EXERCISE DESCRIPTION:
Check each line of the records below and collect those that include the word "Current".

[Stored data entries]
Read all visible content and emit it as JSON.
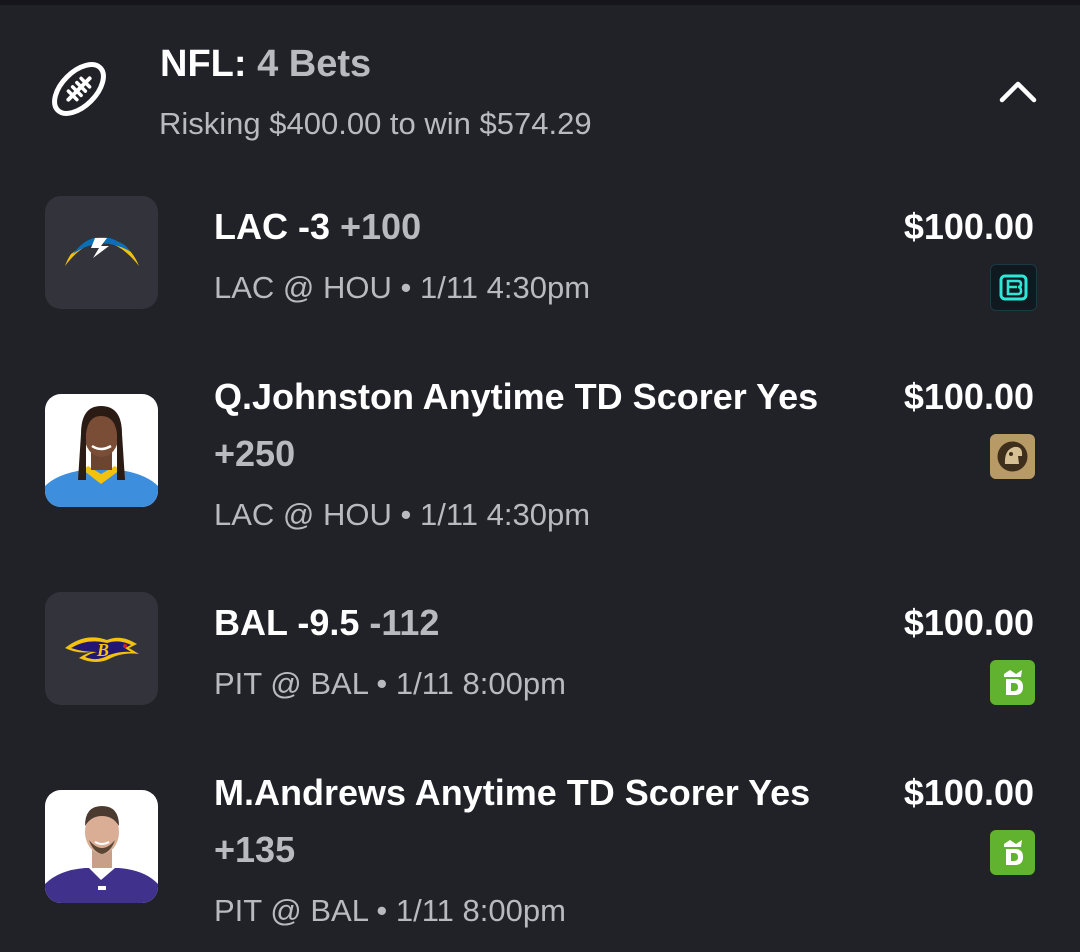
{
  "header": {
    "league": "NFL:",
    "bet_count": "4 Bets",
    "summary": "Risking $400.00 to win $574.29",
    "league_icon": "football-icon",
    "collapse_icon": "chevron-up-icon"
  },
  "bets": [
    {
      "selection": "LAC -3",
      "odds": "+100",
      "matchup": "LAC @ HOU • 1/11 4:30pm",
      "stake": "$100.00",
      "thumb": "chargers-logo",
      "sportsbook": "espn-bet-logo"
    },
    {
      "selection": "Q.Johnston Anytime TD Scorer Yes",
      "odds": "+250",
      "matchup": "LAC @ HOU • 1/11 4:30pm",
      "stake": "$100.00",
      "thumb": "player-photo",
      "sportsbook": "caesars-logo"
    },
    {
      "selection": "BAL -9.5",
      "odds": "-112",
      "matchup": "PIT @ BAL • 1/11 8:00pm",
      "stake": "$100.00",
      "thumb": "ravens-logo",
      "sportsbook": "draftkings-logo"
    },
    {
      "selection": "M.Andrews Anytime TD Scorer Yes",
      "odds": "+135",
      "matchup": "PIT @ BAL • 1/11 8:00pm",
      "stake": "$100.00",
      "thumb": "player-photo",
      "sportsbook": "draftkings-logo"
    }
  ],
  "colors": {
    "background": "#212128",
    "text_primary": "#ffffff",
    "text_secondary": "#b9b9c0",
    "tile": "#33333b",
    "draftkings_green": "#61b22f",
    "caesars_gold": "#b89a66",
    "espn_bet_teal": "#2ee6d6"
  }
}
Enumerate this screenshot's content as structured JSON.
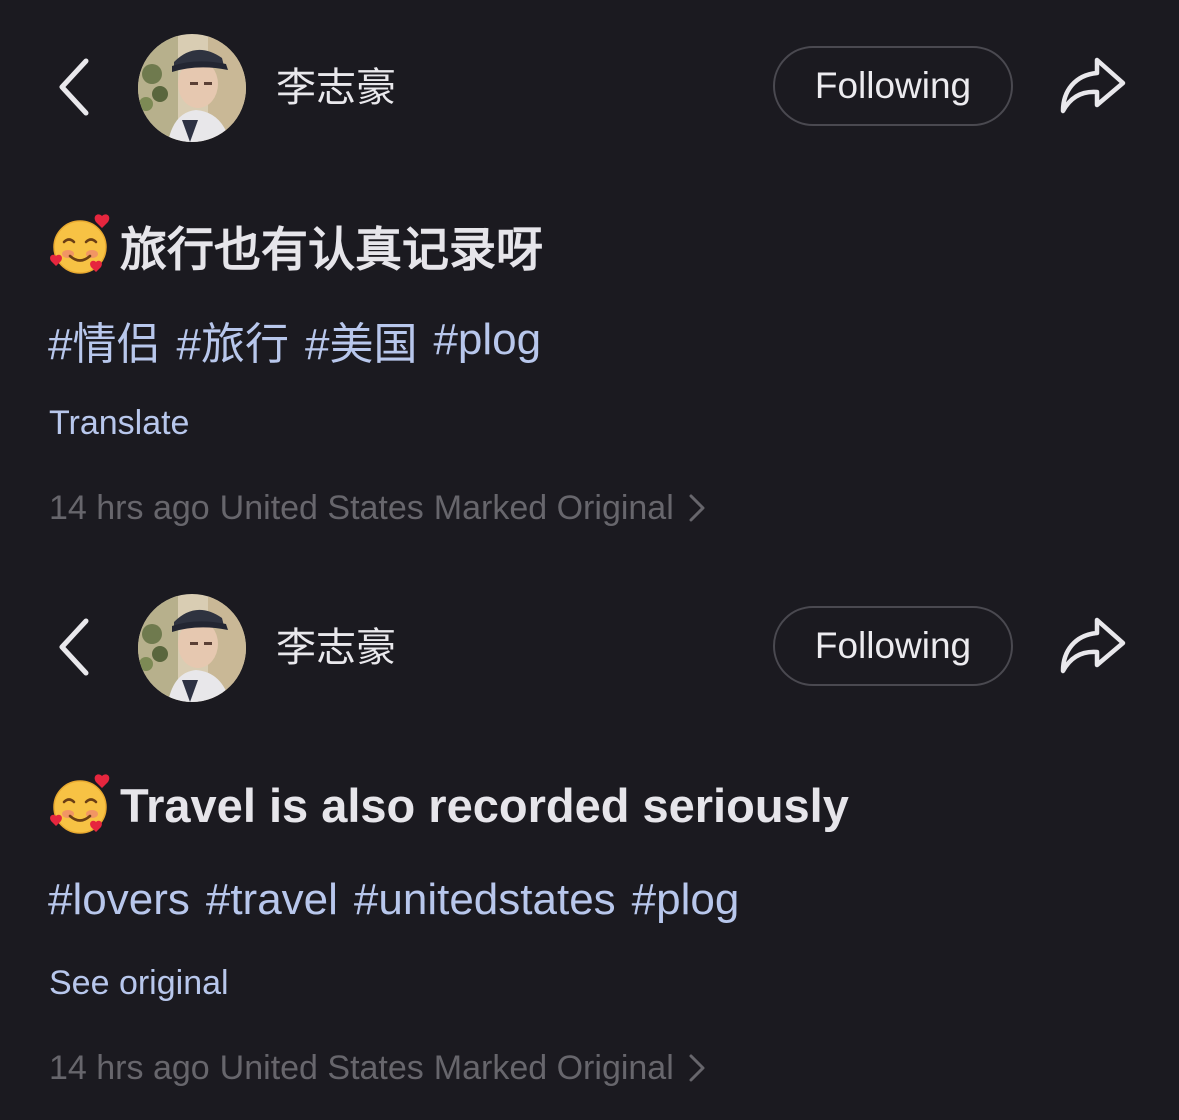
{
  "colors": {
    "background": "#1b1a20",
    "text_primary": "#e9e8ec",
    "link": "#b8c7ec",
    "meta_gray": "#67666c",
    "button_border": "#4a4950"
  },
  "posts": [
    {
      "username": "李志豪",
      "follow_label": "Following",
      "title_emoji": "smiling-face-with-hearts-icon",
      "title": "旅行也有认真记录呀",
      "tags": [
        "#情侣",
        "#旅行",
        "#美国",
        "#plog"
      ],
      "action_link": "Translate",
      "meta": {
        "time": "14 hrs ago",
        "location": "United States",
        "label": "Marked Original"
      }
    },
    {
      "username": "李志豪",
      "follow_label": "Following",
      "title_emoji": "smiling-face-with-hearts-icon",
      "title": "Travel is also recorded seriously",
      "tags": [
        "#lovers",
        "#travel",
        "#unitedstates",
        "#plog"
      ],
      "action_link": "See original",
      "meta": {
        "time": "14 hrs ago",
        "location": "United States",
        "label": "Marked Original"
      }
    }
  ]
}
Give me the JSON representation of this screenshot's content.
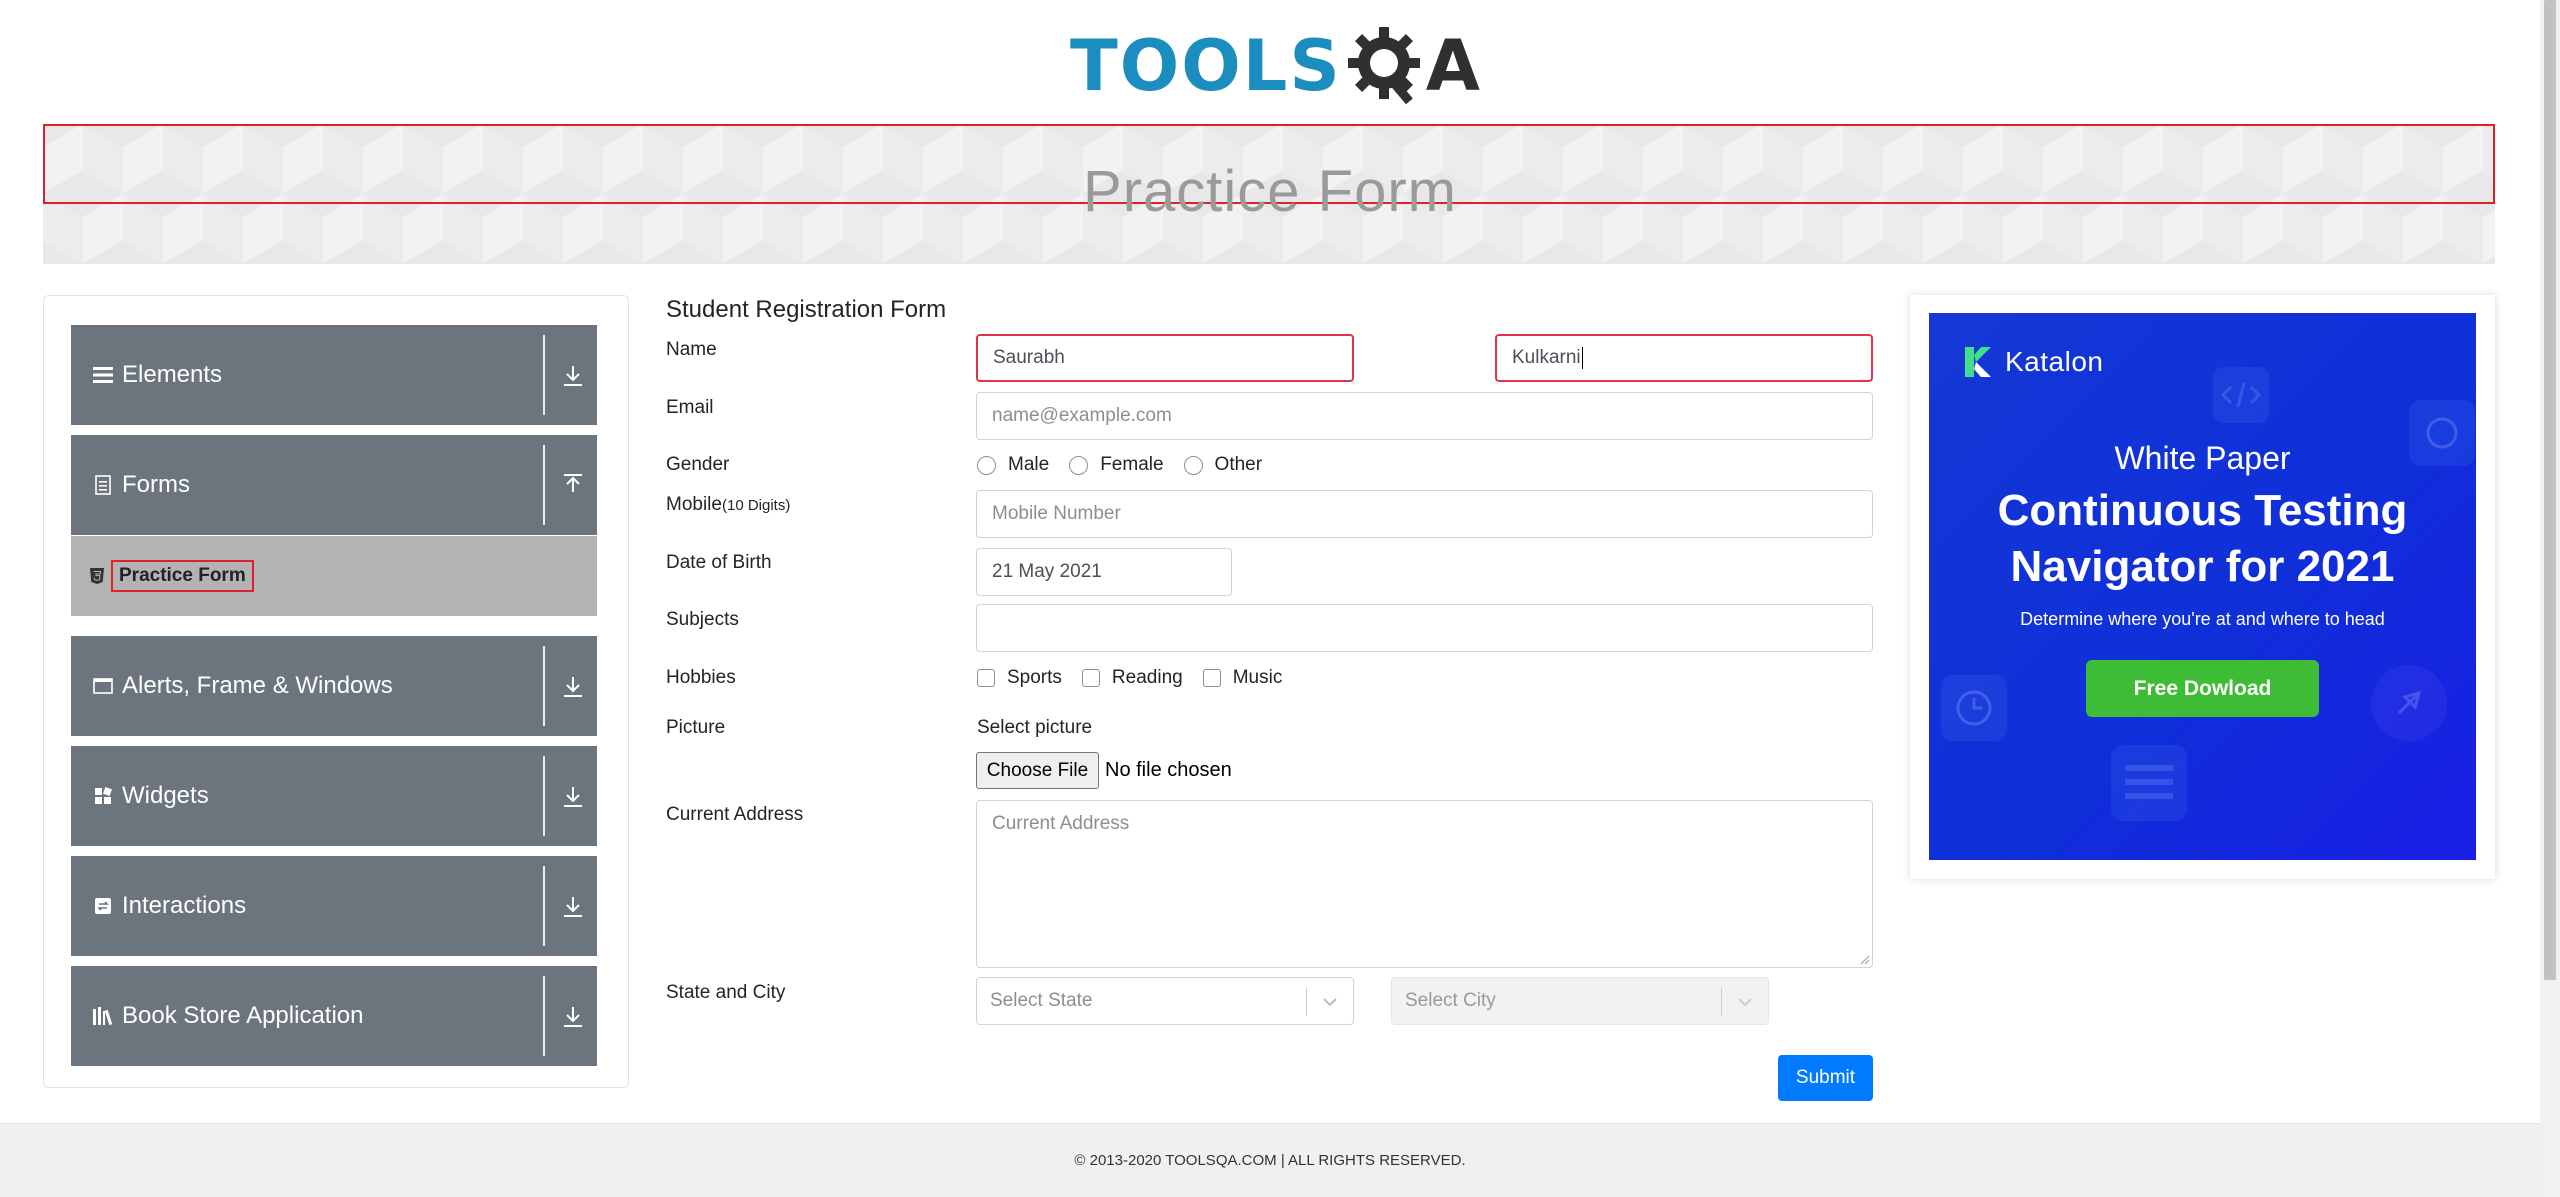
{
  "header": {
    "logo_text_left": "TOOLS",
    "logo_text_right": "A"
  },
  "banner": {
    "title": "Practice Form"
  },
  "sidebar": {
    "groups": [
      {
        "label": "Elements",
        "icon": "hamburger-icon",
        "arrow": "download-arrow-icon"
      },
      {
        "label": "Forms",
        "icon": "document-icon",
        "arrow": "upload-arrow-icon"
      },
      {
        "label": "Alerts, Frame & Windows",
        "icon": "window-icon",
        "arrow": "download-arrow-icon"
      },
      {
        "label": "Widgets",
        "icon": "grid-icon",
        "arrow": "download-arrow-icon"
      },
      {
        "label": "Interactions",
        "icon": "swap-icon",
        "arrow": "download-arrow-icon"
      },
      {
        "label": "Book Store Application",
        "icon": "books-icon",
        "arrow": "download-arrow-icon"
      }
    ],
    "active_item": {
      "label": "Practice Form",
      "icon": "html5-icon"
    }
  },
  "form": {
    "title": "Student Registration Form",
    "labels": {
      "name": "Name",
      "email": "Email",
      "gender": "Gender",
      "mobile": "Mobile",
      "mobile_hint": "(10 Digits)",
      "dob": "Date of Birth",
      "subjects": "Subjects",
      "hobbies": "Hobbies",
      "picture": "Picture",
      "address": "Current Address",
      "state_city": "State and City"
    },
    "first_name": {
      "value": "Saurabh"
    },
    "last_name": {
      "value": "Kulkarni"
    },
    "email": {
      "placeholder": "name@example.com"
    },
    "gender_options": [
      "Male",
      "Female",
      "Other"
    ],
    "mobile": {
      "placeholder": "Mobile Number"
    },
    "dob": {
      "value": "21 May 2021"
    },
    "subjects": {
      "value": ""
    },
    "hobby_options": [
      "Sports",
      "Reading",
      "Music"
    ],
    "picture": {
      "prompt": "Select picture",
      "button": "Choose File",
      "status": "No file chosen"
    },
    "address": {
      "placeholder": "Current Address"
    },
    "state": {
      "placeholder": "Select State"
    },
    "city": {
      "placeholder": "Select City"
    },
    "submit_label": "Submit"
  },
  "ad": {
    "brand": "Katalon",
    "kicker": "White Paper",
    "headline_line1": "Continuous Testing",
    "headline_line2": "Navigator for 2021",
    "subtext": "Determine where you're at and where to head",
    "cta": "Free Dowload",
    "colors": {
      "background": "#1538d6",
      "cta": "#3fbc36"
    }
  },
  "footer": {
    "text": "© 2013-2020 TOOLSQA.COM | ALL RIGHTS RESERVED."
  },
  "colors": {
    "sidebar_group": "#6c757d",
    "active_item": "#b3b3b3",
    "highlight_border": "#e0202a",
    "invalid_border": "#dc3545",
    "primary": "#007bff"
  }
}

FULL ANSWER:
      "address": "Current Address",
      "placeholder": "Current Address"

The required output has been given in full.